**Work instructions:**
Repeat each entry exactly and drop the pictures.

[Extracted data entries]

+++++

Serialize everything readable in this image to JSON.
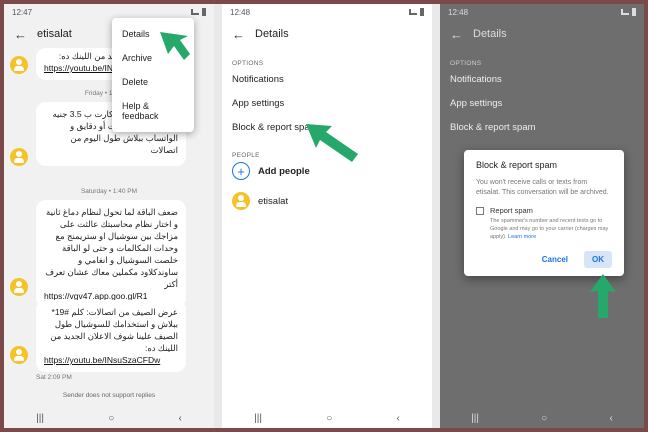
{
  "panel1": {
    "time": "12:47",
    "title": "etisalat",
    "menu": [
      "Details",
      "Archive",
      "Delete",
      "Help & feedback"
    ],
    "messages": [
      {
        "text": "شوف الاعلان الجديد من اللينك ده:",
        "link": "https://youtu.be/INs",
        "stamp": ""
      },
      {
        "text": "اليوم اشحن فوري كارت ب 3.5 جنيه أو 1.5 جنيه ميكسات أو دقايق و الواتساب ببلاش طول اليوم من اتصالات",
        "link": "",
        "stamp": ""
      },
      {
        "text": "ضعف الباقة لما تحول لنظام دماغ ثانية و اختار نظام محاسبتك عالثت على مزاجك بين سوشيال او ستريمنج مع وحدات المكالمات و حتى لو الباقة خلصت السوشيال و انغامي و ساوندكلاود مكملين معاك عشان تعرف أكتر",
        "link": "https://vgv47.app.goo.gl/R1",
        "stamp": ""
      },
      {
        "text": "عرض الصيف من اتصالات: كلم #19* ببلاش و استخدامك للسوشيال طول الصيف علينا شوف الاعلان الجديد من اللينك ده:",
        "link": "https://youtu.be/INsuSzaCFDw",
        "stamp": "Sat 2:09 PM"
      }
    ],
    "separators": [
      "Friday • 1:28 PM",
      "Saturday • 1:40 PM"
    ],
    "footer": "Sender does not support replies"
  },
  "panel2": {
    "time": "12:48",
    "title": "Details",
    "options_header": "OPTIONS",
    "options": [
      "Notifications",
      "App settings",
      "Block & report spam"
    ],
    "people_header": "PEOPLE",
    "add_people": "Add people",
    "person": "etisalat"
  },
  "panel3": {
    "time": "12:48",
    "title": "Details",
    "options_header": "OPTIONS",
    "options": [
      "Notifications",
      "App settings",
      "Block & report spam"
    ],
    "dialog": {
      "title": "Block & report spam",
      "body": "You won't receive calls or texts from etisalat. This conversation will be archived.",
      "checkbox_label": "Report spam",
      "checkbox_sub": "The spammer's number and recent texts go to Google and may go to your carrier (charges may apply).",
      "learn_more": "Learn more",
      "cancel": "Cancel",
      "ok": "OK"
    }
  },
  "nav": {
    "recents": "|||",
    "home": "○",
    "back": "‹"
  },
  "colors": {
    "accent": "#1a73e8",
    "arrow": "#26a86a",
    "avatar": "#f4c32a"
  }
}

+++++

**Answer below:**
Serialize everything readable in this image to JSON.
{
  "panel1": {
    "time": "12:47",
    "title": "etisalat",
    "menu": [
      "Details",
      "Archive",
      "Delete",
      "Help & feedback"
    ],
    "messages": [
      {
        "text": "شوف الاعلان الجديد من اللينك ده:",
        "link": "https://youtu.be/INs",
        "stamp": ""
      },
      {
        "text": "اليوم اشحن فوري كارت ب 3.5 جنيه أو 1.5 جنيه ميكسات أو دقايق و الواتساب ببلاش طول اليوم من اتصالات",
        "link": "",
        "stamp": ""
      },
      {
        "text": "ضعف الباقة لما تحول لنظام دماغ ثانية و اختار نظام محاسبتك عالثت على مزاجك بين سوشيال او ستريمنج مع وحدات المكالمات و حتى لو الباقة خلصت السوشيال و انغامي و ساوندكلاود مكملين معاك عشان تعرف أكتر",
        "link": "https://vgv47.app.goo.gl/R1",
        "stamp": ""
      },
      {
        "text": "عرض الصيف من اتصالات: كلم #19* ببلاش و استخدامك للسوشيال طول الصيف علينا شوف الاعلان الجديد من اللينك ده:",
        "link": "https://youtu.be/INsuSzaCFDw",
        "stamp": "Sat 2:09 PM"
      }
    ],
    "separators": [
      "Friday • 1:28 PM",
      "Saturday • 1:40 PM"
    ],
    "footer": "Sender does not support replies"
  },
  "panel2": {
    "time": "12:48",
    "title": "Details",
    "options_header": "OPTIONS",
    "options": [
      "Notifications",
      "App settings",
      "Block & report spam"
    ],
    "people_header": "PEOPLE",
    "add_people": "Add people",
    "person": "etisalat"
  },
  "panel3": {
    "time": "12:48",
    "title": "Details",
    "options_header": "OPTIONS",
    "options": [
      "Notifications",
      "App settings",
      "Block & report spam"
    ],
    "dialog": {
      "title": "Block & report spam",
      "body": "You won't receive calls or texts from etisalat. This conversation will be archived.",
      "checkbox_label": "Report spam",
      "checkbox_sub": "The spammer's number and recent texts go to Google and may go to your carrier (charges may apply).",
      "learn_more": "Learn more",
      "cancel": "Cancel",
      "ok": "OK"
    }
  },
  "nav": {
    "recents": "|||",
    "home": "○",
    "back": "‹"
  },
  "colors": {
    "accent": "#1a73e8",
    "arrow": "#26a86a",
    "avatar": "#f4c32a"
  }
}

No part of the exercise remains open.